GIVEN PROBLEM. Repeat every entry word for word, but leave the images out of your copy.

(Chart and figure data)
----
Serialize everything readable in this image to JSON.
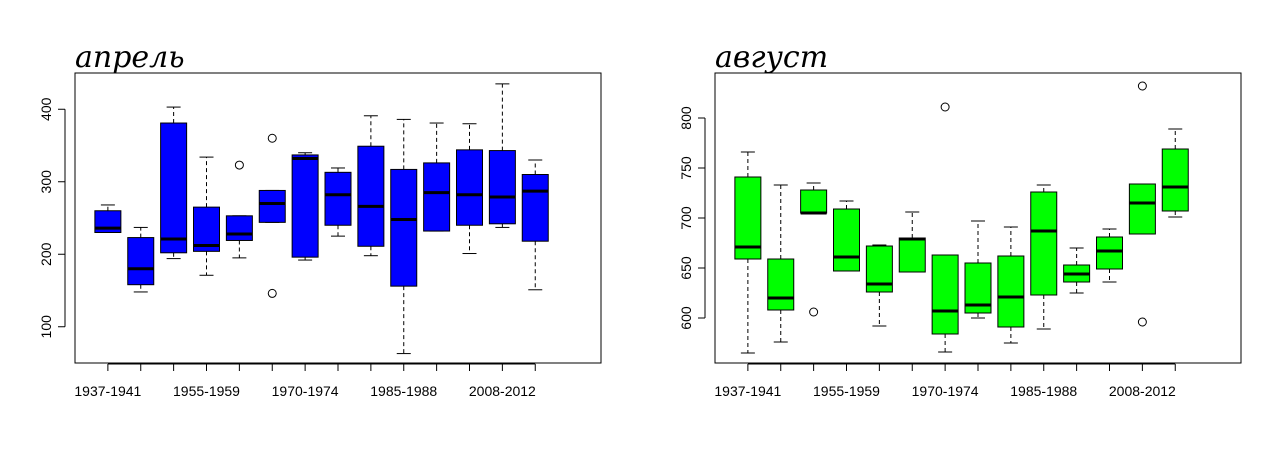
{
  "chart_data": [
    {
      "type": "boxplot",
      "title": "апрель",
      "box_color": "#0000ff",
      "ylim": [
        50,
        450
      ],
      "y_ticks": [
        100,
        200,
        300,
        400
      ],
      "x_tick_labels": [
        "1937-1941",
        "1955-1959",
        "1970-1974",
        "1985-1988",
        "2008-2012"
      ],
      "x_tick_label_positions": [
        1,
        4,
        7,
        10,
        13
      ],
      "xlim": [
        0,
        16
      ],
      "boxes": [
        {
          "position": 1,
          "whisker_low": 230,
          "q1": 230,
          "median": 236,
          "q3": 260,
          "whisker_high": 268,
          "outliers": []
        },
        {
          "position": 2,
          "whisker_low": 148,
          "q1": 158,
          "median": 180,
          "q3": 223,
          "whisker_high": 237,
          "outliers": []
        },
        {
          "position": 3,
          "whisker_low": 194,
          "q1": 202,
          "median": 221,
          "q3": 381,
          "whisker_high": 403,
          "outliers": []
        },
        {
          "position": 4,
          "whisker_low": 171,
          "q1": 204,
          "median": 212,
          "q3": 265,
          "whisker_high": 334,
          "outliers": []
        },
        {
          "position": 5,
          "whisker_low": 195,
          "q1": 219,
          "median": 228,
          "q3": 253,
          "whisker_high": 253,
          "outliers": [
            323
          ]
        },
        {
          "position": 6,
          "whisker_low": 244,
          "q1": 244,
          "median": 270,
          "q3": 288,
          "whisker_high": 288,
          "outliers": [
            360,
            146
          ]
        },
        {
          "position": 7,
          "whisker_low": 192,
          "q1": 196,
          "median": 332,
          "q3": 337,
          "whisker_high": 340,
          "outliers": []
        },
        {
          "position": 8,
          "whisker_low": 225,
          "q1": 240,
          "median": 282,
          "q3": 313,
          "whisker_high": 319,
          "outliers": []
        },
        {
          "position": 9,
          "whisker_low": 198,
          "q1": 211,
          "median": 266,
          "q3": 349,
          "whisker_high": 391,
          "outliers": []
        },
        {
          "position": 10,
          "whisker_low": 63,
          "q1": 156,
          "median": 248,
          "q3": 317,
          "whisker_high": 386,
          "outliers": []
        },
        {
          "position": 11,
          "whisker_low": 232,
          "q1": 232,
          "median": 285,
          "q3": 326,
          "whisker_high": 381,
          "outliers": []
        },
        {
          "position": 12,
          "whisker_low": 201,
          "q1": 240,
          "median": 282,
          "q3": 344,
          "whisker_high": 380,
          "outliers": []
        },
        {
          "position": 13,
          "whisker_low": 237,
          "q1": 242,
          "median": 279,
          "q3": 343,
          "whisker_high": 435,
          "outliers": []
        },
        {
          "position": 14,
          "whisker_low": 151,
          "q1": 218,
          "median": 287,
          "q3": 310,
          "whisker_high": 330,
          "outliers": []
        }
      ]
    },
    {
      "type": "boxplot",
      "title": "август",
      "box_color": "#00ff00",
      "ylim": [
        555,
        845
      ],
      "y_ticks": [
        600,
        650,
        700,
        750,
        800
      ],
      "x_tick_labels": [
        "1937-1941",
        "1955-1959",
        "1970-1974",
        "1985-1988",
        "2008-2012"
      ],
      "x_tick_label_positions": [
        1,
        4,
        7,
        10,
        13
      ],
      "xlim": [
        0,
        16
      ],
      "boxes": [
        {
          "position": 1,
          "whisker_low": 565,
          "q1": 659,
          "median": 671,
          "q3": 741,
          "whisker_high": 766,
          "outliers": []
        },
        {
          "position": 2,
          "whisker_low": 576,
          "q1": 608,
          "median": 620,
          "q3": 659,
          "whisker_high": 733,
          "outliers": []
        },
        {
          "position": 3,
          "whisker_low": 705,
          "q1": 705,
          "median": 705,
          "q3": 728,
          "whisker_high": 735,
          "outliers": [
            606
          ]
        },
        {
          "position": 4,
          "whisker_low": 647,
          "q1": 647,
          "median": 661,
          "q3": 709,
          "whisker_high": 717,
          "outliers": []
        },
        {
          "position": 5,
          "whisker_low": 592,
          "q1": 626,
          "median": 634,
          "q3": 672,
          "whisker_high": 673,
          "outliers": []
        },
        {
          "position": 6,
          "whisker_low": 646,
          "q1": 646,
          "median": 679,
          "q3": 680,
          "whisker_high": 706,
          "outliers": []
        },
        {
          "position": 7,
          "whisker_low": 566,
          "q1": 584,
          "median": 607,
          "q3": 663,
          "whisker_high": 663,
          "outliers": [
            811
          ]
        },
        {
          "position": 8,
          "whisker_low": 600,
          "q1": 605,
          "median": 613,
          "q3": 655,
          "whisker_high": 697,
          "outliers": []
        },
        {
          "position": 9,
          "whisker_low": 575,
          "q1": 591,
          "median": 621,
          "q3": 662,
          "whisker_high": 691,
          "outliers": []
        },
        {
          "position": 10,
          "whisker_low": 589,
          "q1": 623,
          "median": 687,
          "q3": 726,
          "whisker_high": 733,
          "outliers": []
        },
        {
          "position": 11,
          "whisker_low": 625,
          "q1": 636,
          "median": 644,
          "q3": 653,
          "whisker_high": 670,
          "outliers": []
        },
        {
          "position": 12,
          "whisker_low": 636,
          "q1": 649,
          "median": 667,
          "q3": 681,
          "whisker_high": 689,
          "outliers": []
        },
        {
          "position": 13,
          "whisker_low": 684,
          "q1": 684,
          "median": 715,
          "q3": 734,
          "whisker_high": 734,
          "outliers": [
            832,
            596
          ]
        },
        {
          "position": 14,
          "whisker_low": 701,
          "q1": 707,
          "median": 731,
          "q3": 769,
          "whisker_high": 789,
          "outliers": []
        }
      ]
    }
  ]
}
----
RESPONSE.
Serialize everything readable in this image to JSON.
{
  "chart_data": [
    {
      "type": "boxplot",
      "title": "апрель",
      "box_color": "#0000ff",
      "ylim": [
        50,
        450
      ],
      "y_ticks": [
        100,
        200,
        300,
        400
      ],
      "x_tick_labels": [
        "1937-1941",
        "1955-1959",
        "1970-1974",
        "1985-1988",
        "2008-2012"
      ],
      "x_tick_label_positions": [
        1,
        4,
        7,
        10,
        13
      ],
      "xlim": [
        0,
        16
      ],
      "boxes": [
        {
          "position": 1,
          "whisker_low": 230,
          "q1": 230,
          "median": 236,
          "q3": 260,
          "whisker_high": 268,
          "outliers": []
        },
        {
          "position": 2,
          "whisker_low": 148,
          "q1": 158,
          "median": 180,
          "q3": 223,
          "whisker_high": 237,
          "outliers": []
        },
        {
          "position": 3,
          "whisker_low": 194,
          "q1": 202,
          "median": 221,
          "q3": 381,
          "whisker_high": 403,
          "outliers": []
        },
        {
          "position": 4,
          "whisker_low": 171,
          "q1": 204,
          "median": 212,
          "q3": 265,
          "whisker_high": 334,
          "outliers": []
        },
        {
          "position": 5,
          "whisker_low": 195,
          "q1": 219,
          "median": 228,
          "q3": 253,
          "whisker_high": 253,
          "outliers": [
            323
          ]
        },
        {
          "position": 6,
          "whisker_low": 244,
          "q1": 244,
          "median": 270,
          "q3": 288,
          "whisker_high": 288,
          "outliers": [
            360,
            146
          ]
        },
        {
          "position": 7,
          "whisker_low": 192,
          "q1": 196,
          "median": 332,
          "q3": 337,
          "whisker_high": 340,
          "outliers": []
        },
        {
          "position": 8,
          "whisker_low": 225,
          "q1": 240,
          "median": 282,
          "q3": 313,
          "whisker_high": 319,
          "outliers": []
        },
        {
          "position": 9,
          "whisker_low": 198,
          "q1": 211,
          "median": 266,
          "q3": 349,
          "whisker_high": 391,
          "outliers": []
        },
        {
          "position": 10,
          "whisker_low": 63,
          "q1": 156,
          "median": 248,
          "q3": 317,
          "whisker_high": 386,
          "outliers": []
        },
        {
          "position": 11,
          "whisker_low": 232,
          "q1": 232,
          "median": 285,
          "q3": 326,
          "whisker_high": 381,
          "outliers": []
        },
        {
          "position": 12,
          "whisker_low": 201,
          "q1": 240,
          "median": 282,
          "q3": 344,
          "whisker_high": 380,
          "outliers": []
        },
        {
          "position": 13,
          "whisker_low": 237,
          "q1": 242,
          "median": 279,
          "q3": 343,
          "whisker_high": 435,
          "outliers": []
        },
        {
          "position": 14,
          "whisker_low": 151,
          "q1": 218,
          "median": 287,
          "q3": 310,
          "whisker_high": 330,
          "outliers": []
        }
      ]
    },
    {
      "type": "boxplot",
      "title": "август",
      "box_color": "#00ff00",
      "ylim": [
        555,
        845
      ],
      "y_ticks": [
        600,
        650,
        700,
        750,
        800
      ],
      "x_tick_labels": [
        "1937-1941",
        "1955-1959",
        "1970-1974",
        "1985-1988",
        "2008-2012"
      ],
      "x_tick_label_positions": [
        1,
        4,
        7,
        10,
        13
      ],
      "xlim": [
        0,
        16
      ],
      "boxes": [
        {
          "position": 1,
          "whisker_low": 565,
          "q1": 659,
          "median": 671,
          "q3": 741,
          "whisker_high": 766,
          "outliers": []
        },
        {
          "position": 2,
          "whisker_low": 576,
          "q1": 608,
          "median": 620,
          "q3": 659,
          "whisker_high": 733,
          "outliers": []
        },
        {
          "position": 3,
          "whisker_low": 705,
          "q1": 705,
          "median": 705,
          "q3": 728,
          "whisker_high": 735,
          "outliers": [
            606
          ]
        },
        {
          "position": 4,
          "whisker_low": 647,
          "q1": 647,
          "median": 661,
          "q3": 709,
          "whisker_high": 717,
          "outliers": []
        },
        {
          "position": 5,
          "whisker_low": 592,
          "q1": 626,
          "median": 634,
          "q3": 672,
          "whisker_high": 673,
          "outliers": []
        },
        {
          "position": 6,
          "whisker_low": 646,
          "q1": 646,
          "median": 679,
          "q3": 680,
          "whisker_high": 706,
          "outliers": []
        },
        {
          "position": 7,
          "whisker_low": 566,
          "q1": 584,
          "median": 607,
          "q3": 663,
          "whisker_high": 663,
          "outliers": [
            811
          ]
        },
        {
          "position": 8,
          "whisker_low": 600,
          "q1": 605,
          "median": 613,
          "q3": 655,
          "whisker_high": 697,
          "outliers": []
        },
        {
          "position": 9,
          "whisker_low": 575,
          "q1": 591,
          "median": 621,
          "q3": 662,
          "whisker_high": 691,
          "outliers": []
        },
        {
          "position": 10,
          "whisker_low": 589,
          "q1": 623,
          "median": 687,
          "q3": 726,
          "whisker_high": 733,
          "outliers": []
        },
        {
          "position": 11,
          "whisker_low": 625,
          "q1": 636,
          "median": 644,
          "q3": 653,
          "whisker_high": 670,
          "outliers": []
        },
        {
          "position": 12,
          "whisker_low": 636,
          "q1": 649,
          "median": 667,
          "q3": 681,
          "whisker_high": 689,
          "outliers": []
        },
        {
          "position": 13,
          "whisker_low": 684,
          "q1": 684,
          "median": 715,
          "q3": 734,
          "whisker_high": 734,
          "outliers": [
            832,
            596
          ]
        },
        {
          "position": 14,
          "whisker_low": 701,
          "q1": 707,
          "median": 731,
          "q3": 769,
          "whisker_high": 789,
          "outliers": []
        }
      ]
    }
  ]
}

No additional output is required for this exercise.